>> start Records supplied

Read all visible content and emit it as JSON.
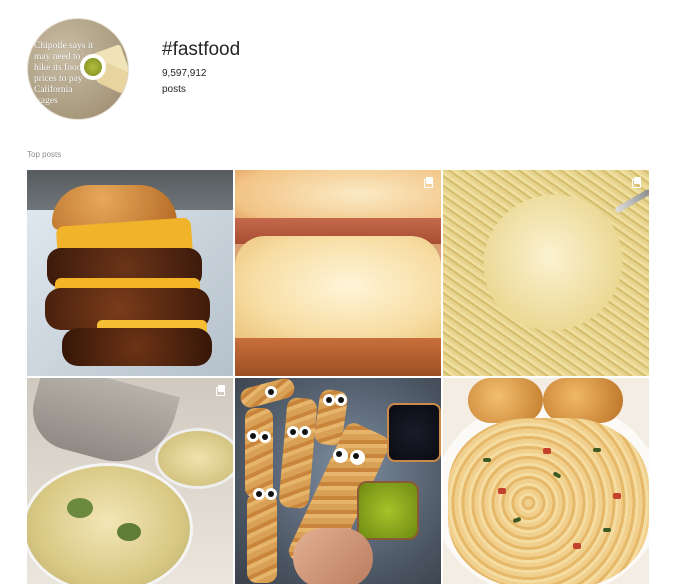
{
  "hashtag": {
    "title": "#fastfood",
    "post_count": "9,597,912",
    "post_word": "posts"
  },
  "avatar": {
    "caption": "Chipotle says it may need to hike its food prices to pay California wages"
  },
  "section": {
    "label": "Top posts"
  },
  "posts": [
    {
      "subject": "stacked cheeseburger",
      "multi": false
    },
    {
      "subject": "melted cheese sandwich",
      "multi": true
    },
    {
      "subject": "spaghetti on fork",
      "multi": true
    },
    {
      "subject": "broccoli mac and cheese",
      "multi": true
    },
    {
      "subject": "pastry mummy dogs",
      "multi": false
    },
    {
      "subject": "creamy rotini pasta",
      "multi": false
    }
  ],
  "colors": {
    "text": "#262626",
    "secondary_text": "#8e8e8e",
    "background": "#ffffff"
  }
}
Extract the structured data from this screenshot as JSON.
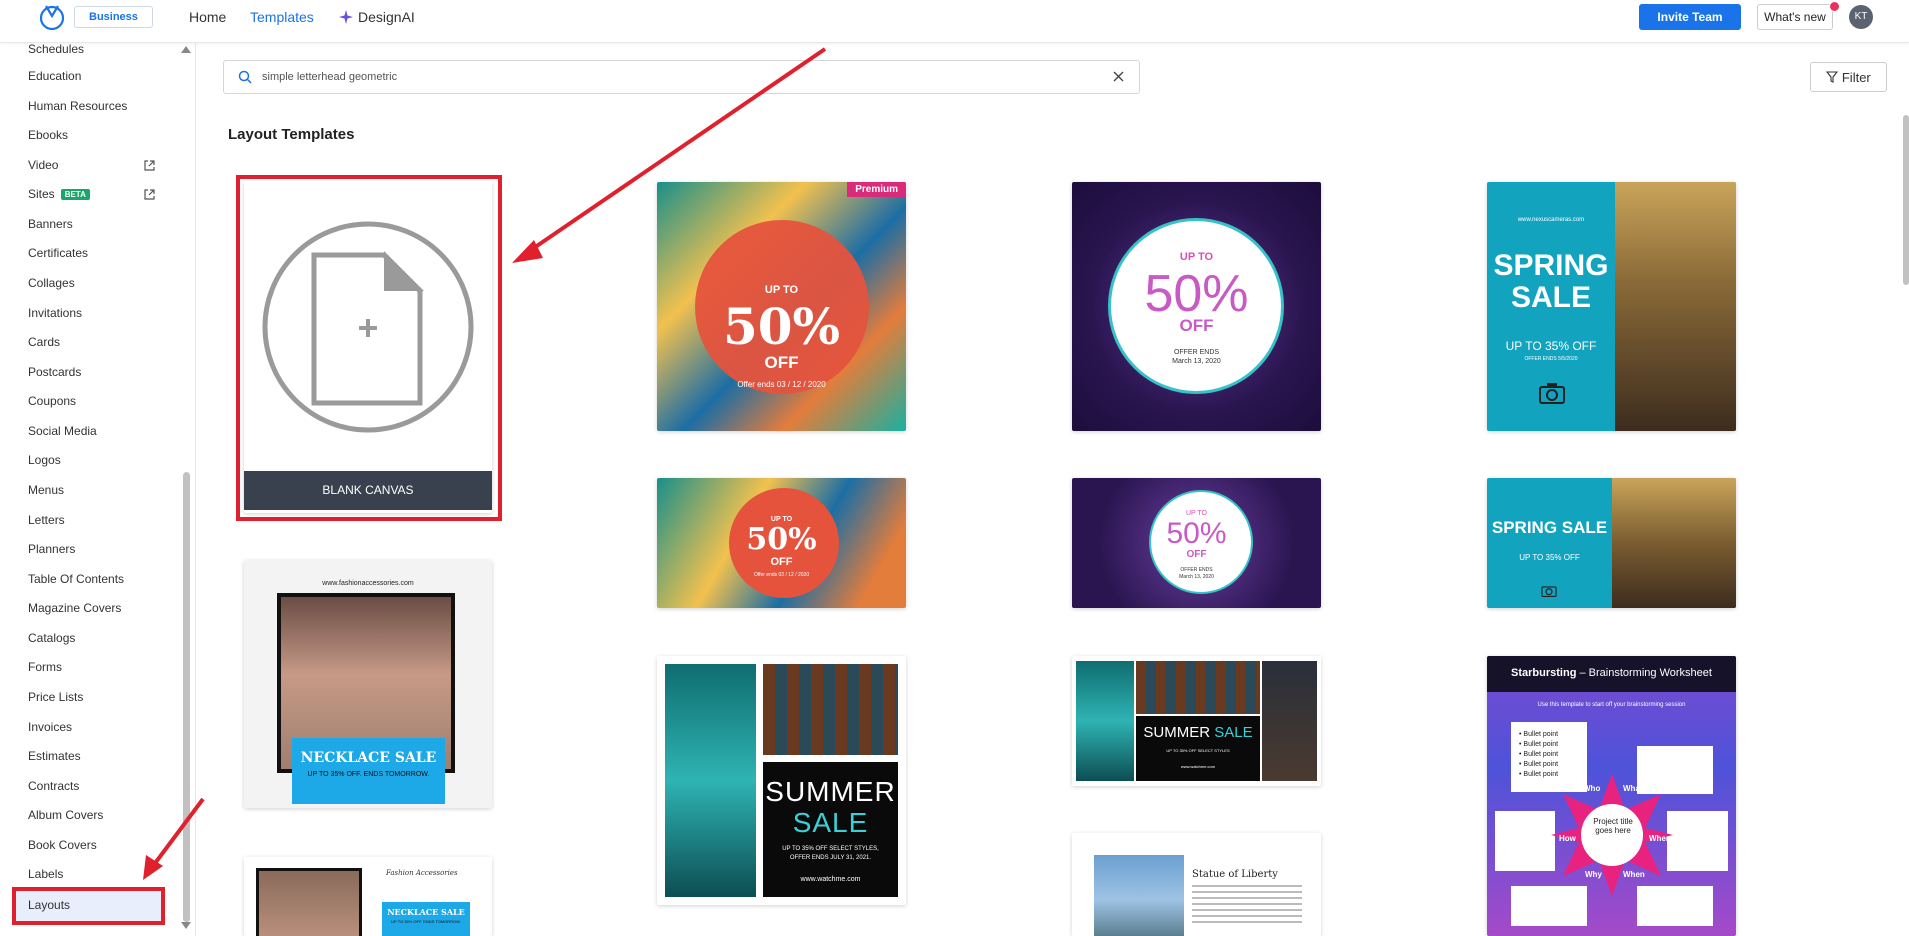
{
  "header": {
    "plan_badge": "Business",
    "nav": [
      "Home",
      "Templates",
      "DesignAI"
    ],
    "invite_button": "Invite Team",
    "whats_new_button": "What's new",
    "avatar_initials": "KT",
    "accent_color": "#1a73e8"
  },
  "sidebar": {
    "items": [
      "Schedules",
      "Education",
      "Human Resources",
      "Ebooks",
      "Video",
      "Sites",
      "Banners",
      "Certificates",
      "Collages",
      "Invitations",
      "Cards",
      "Postcards",
      "Coupons",
      "Social Media",
      "Logos",
      "Menus",
      "Letters",
      "Planners",
      "Table Of Contents",
      "Magazine Covers",
      "Catalogs",
      "Forms",
      "Price Lists",
      "Invoices",
      "Estimates",
      "Contracts",
      "Album Covers",
      "Book Covers",
      "Labels",
      "Layouts"
    ],
    "sites_badge": "BETA",
    "active_item": "Layouts"
  },
  "search": {
    "value": "simple letterhead geometric"
  },
  "filter_button": "Filter",
  "section_title": "Layout Templates",
  "blank_canvas_label": "BLANK CANVAS",
  "premium_badge": "Premium",
  "templates": {
    "sale_tropical": {
      "up_to": "UP TO",
      "percent": "50%",
      "off": "OFF",
      "offer": "Offer ends 03 / 12 / 2020"
    },
    "sale_floral": {
      "up_to": "UP TO",
      "percent": "50%",
      "off": "OFF",
      "offer_ends": "OFFER ENDS",
      "date": "March 13, 2020"
    },
    "spring": {
      "url": "www.nexuscameras.com",
      "title_1": "SPRING",
      "title_2": "SALE",
      "subtitle": "UP TO 35% OFF",
      "fine": "OFFER ENDS 5/5/2020"
    },
    "spring_wide": {
      "title": "SPRING SALE",
      "subtitle": "UP TO 35% OFF"
    },
    "necklace": {
      "url": "www.fashionaccessories.com",
      "title": "NECKLACE SALE",
      "subtitle": "UP TO 35% OFF. ENDS TOMORROW."
    },
    "necklace_2": {
      "brand": "Fashion Accessories",
      "title": "NECKLACE SALE",
      "subtitle": "UP TO 35% OFF. ENDS TOMORROW."
    },
    "summer": {
      "title_1": "SUMMER",
      "title_2": "SALE",
      "fine_1": "UP TO 35% OFF SELECT STYLES,",
      "fine_2": "OFFER ENDS JULY 31, 2021.",
      "url": "www.watchme.com"
    },
    "summer_wide": {
      "title_1": "SUMMER",
      "title_2": "SALE",
      "fine": "UP TO 35% OFF SELECT STYLES",
      "url": "www.watchme.com"
    },
    "starbursting": {
      "title": "Starbursting",
      "title_rest": " – Brainstorming Worksheet",
      "intro": "Use this template to start off your brainstorming session",
      "bullets": [
        "Bullet point",
        "Bullet point",
        "Bullet point",
        "Bullet point",
        "Bullet point"
      ],
      "center": "Project title goes here",
      "points": [
        "Who",
        "What",
        "Where",
        "When",
        "Why",
        "How"
      ]
    },
    "liberty": {
      "title": "Statue of Liberty"
    }
  }
}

>> end Records supplied

__Objective__:
Select the lines in this material that hold the word "JSON", leaving none out.

__Answer in full__:
Read all visible content and emit it as JSON.
Extract the structured data from this screenshot as JSON.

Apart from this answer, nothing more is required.